GIVEN PROBLEM |
Count the lines containing "from" in the entries underneath, and state that count without anything else.

SOURCE RECORDS |
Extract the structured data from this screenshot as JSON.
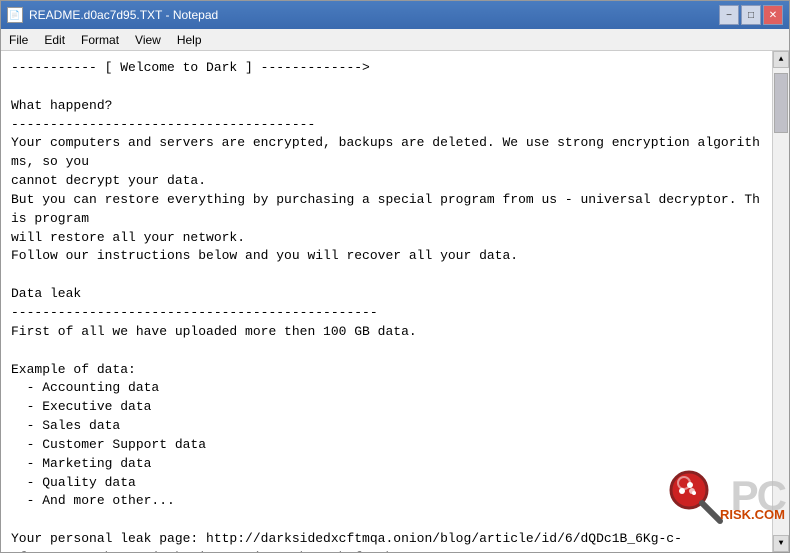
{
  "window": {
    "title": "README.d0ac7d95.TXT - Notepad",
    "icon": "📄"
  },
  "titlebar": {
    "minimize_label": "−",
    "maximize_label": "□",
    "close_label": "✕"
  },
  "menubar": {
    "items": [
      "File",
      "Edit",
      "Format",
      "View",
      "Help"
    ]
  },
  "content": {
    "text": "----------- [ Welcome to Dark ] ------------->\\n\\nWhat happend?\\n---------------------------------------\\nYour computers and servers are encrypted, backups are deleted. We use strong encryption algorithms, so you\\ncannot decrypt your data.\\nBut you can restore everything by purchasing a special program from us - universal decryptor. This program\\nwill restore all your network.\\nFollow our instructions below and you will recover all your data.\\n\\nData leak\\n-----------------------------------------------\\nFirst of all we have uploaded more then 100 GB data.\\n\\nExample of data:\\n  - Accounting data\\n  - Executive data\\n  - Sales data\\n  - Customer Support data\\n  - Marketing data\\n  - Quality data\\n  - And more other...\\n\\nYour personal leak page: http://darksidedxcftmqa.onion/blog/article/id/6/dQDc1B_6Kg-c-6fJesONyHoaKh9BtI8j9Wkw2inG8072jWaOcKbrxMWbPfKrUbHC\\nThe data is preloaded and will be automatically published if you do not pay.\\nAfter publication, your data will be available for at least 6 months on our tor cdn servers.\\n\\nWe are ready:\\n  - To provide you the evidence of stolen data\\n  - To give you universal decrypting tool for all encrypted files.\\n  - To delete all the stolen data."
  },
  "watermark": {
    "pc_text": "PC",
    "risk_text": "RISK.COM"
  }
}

EXERCISE OUTPUT |
2